> _Task to complete_
Where a line in the listing contains the string "Geometric", copy that line out.

> _Raw data_
______________________________

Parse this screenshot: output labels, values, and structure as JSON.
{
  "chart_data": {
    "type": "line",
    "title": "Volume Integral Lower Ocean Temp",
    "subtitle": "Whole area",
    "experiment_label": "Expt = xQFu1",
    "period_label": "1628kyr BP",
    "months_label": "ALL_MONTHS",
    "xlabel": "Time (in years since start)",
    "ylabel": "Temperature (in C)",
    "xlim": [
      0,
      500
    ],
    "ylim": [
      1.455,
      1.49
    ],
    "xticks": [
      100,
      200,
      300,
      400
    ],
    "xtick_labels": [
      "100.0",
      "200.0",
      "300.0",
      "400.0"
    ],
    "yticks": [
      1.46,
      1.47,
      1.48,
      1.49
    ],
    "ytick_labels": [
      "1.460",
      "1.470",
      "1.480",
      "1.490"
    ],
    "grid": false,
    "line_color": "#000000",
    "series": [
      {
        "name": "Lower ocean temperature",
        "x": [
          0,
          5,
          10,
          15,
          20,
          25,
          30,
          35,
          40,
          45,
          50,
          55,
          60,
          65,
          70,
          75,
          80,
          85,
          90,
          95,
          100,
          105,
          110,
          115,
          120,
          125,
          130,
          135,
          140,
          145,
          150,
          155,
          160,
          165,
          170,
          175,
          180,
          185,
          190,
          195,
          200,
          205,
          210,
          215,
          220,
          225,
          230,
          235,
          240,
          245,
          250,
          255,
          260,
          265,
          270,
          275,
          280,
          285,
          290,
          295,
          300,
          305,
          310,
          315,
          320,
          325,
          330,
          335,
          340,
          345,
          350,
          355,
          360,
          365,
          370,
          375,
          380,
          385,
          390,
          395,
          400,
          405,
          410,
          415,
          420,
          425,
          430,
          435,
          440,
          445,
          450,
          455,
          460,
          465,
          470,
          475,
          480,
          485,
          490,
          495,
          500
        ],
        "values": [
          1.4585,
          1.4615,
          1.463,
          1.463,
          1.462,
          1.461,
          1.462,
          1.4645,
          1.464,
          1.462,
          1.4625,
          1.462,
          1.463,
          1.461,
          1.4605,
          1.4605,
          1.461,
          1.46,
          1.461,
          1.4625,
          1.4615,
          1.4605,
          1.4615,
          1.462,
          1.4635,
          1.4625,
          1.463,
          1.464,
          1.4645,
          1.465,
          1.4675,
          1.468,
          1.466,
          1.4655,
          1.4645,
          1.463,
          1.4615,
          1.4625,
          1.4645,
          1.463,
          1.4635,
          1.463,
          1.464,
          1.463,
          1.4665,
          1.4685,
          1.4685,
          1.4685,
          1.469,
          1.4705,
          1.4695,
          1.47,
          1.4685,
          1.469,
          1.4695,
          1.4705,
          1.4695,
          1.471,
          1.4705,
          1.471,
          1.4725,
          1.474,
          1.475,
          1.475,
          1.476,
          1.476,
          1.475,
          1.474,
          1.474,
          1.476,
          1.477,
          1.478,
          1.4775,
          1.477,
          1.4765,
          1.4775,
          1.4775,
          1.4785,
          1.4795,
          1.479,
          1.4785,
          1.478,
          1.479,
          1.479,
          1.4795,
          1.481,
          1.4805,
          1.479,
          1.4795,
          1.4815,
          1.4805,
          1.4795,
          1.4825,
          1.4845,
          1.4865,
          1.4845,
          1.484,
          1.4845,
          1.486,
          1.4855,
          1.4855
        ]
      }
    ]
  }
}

______________________________

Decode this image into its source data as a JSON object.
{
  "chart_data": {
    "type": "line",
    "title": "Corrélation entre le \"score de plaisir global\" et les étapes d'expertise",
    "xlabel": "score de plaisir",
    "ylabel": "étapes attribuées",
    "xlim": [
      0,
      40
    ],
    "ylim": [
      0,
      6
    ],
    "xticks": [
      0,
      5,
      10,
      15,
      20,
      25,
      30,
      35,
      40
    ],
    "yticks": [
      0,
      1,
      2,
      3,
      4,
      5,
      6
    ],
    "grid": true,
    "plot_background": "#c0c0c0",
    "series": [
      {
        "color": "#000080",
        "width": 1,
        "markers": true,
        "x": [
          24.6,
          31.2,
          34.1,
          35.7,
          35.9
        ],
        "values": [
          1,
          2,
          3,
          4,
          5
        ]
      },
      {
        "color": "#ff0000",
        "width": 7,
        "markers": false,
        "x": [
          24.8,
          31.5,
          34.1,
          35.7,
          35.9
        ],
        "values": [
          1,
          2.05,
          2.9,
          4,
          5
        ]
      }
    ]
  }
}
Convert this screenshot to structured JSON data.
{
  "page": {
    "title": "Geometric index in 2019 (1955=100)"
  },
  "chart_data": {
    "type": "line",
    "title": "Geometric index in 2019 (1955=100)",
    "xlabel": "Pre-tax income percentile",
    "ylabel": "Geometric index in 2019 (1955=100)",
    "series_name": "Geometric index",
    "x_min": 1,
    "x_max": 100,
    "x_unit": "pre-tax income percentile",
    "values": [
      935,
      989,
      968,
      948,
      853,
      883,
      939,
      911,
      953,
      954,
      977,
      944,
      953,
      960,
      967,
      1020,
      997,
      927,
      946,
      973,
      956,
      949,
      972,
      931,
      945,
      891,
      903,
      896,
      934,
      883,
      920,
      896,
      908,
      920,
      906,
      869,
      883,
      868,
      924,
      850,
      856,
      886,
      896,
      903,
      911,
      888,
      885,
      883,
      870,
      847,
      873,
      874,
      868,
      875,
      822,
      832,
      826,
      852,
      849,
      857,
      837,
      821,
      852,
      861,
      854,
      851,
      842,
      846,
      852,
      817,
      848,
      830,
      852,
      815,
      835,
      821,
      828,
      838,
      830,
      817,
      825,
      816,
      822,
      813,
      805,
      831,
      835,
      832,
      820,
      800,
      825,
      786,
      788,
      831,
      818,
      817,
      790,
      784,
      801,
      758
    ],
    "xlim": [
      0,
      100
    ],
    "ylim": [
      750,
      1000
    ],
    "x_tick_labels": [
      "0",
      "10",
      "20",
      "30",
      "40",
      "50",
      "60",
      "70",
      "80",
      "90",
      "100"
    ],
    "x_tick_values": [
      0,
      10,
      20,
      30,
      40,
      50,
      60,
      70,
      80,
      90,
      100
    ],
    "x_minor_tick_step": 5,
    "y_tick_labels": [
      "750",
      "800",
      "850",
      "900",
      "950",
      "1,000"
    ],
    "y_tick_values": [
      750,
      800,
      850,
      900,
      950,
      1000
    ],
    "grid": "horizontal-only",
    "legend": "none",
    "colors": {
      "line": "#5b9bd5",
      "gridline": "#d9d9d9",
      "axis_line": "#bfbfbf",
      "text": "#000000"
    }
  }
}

______________________________

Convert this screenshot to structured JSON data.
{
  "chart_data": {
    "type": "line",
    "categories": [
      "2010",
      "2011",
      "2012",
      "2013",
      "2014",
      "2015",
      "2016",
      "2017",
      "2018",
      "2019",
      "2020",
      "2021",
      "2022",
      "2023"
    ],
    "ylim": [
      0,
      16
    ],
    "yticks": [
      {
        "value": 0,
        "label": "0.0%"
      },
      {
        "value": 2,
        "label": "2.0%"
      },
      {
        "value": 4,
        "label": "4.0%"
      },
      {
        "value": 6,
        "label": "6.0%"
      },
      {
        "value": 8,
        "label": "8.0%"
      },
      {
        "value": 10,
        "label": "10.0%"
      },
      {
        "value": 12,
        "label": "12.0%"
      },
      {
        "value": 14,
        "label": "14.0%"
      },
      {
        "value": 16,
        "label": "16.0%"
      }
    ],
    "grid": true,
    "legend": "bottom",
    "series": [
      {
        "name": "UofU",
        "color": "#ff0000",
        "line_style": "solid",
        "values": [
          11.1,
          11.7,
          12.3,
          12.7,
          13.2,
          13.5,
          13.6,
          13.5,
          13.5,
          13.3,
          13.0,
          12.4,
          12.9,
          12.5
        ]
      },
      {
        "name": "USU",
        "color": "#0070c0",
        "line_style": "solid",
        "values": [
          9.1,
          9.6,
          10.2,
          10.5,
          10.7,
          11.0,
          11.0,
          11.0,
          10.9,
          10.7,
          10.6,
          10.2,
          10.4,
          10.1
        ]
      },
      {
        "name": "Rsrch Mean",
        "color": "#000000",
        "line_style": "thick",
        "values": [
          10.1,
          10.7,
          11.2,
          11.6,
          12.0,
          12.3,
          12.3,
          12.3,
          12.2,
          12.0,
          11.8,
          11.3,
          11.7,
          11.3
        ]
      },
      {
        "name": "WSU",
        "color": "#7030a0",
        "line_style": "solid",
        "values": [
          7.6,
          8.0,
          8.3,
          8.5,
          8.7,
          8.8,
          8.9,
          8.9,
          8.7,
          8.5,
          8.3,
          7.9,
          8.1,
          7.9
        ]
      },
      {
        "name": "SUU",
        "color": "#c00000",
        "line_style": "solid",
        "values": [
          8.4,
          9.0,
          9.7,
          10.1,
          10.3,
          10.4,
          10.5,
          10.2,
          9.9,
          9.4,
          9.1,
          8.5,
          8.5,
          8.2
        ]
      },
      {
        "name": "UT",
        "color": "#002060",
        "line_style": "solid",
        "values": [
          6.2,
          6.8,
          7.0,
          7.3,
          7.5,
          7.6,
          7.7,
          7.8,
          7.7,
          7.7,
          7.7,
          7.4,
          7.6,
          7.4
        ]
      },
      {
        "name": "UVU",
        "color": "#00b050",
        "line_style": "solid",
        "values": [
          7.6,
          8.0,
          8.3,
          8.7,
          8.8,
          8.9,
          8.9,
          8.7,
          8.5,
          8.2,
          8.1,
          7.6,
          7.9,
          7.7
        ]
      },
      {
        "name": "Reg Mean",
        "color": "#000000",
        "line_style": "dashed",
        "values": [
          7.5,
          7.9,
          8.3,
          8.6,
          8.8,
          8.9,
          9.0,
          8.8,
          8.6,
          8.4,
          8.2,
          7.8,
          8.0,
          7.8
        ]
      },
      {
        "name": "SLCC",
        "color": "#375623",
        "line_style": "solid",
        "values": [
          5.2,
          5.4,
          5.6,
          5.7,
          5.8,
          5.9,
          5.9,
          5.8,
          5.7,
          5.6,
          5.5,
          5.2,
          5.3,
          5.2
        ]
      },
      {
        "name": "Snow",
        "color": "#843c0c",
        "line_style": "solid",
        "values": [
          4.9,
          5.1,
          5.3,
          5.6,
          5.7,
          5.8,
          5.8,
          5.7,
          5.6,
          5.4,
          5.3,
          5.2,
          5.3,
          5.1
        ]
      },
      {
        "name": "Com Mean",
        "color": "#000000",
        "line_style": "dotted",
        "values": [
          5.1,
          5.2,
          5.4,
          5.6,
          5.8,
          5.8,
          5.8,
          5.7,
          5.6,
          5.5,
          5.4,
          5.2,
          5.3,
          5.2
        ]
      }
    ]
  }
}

______________________________

> _Problem solution_
    "title": "Geometric index in 2019 (1955=100)"
    "title": "Geometric index in 2019 (1955=100)",
    "ylabel": "Geometric index in 2019 (1955=100)",
    "series_name": "Geometric index",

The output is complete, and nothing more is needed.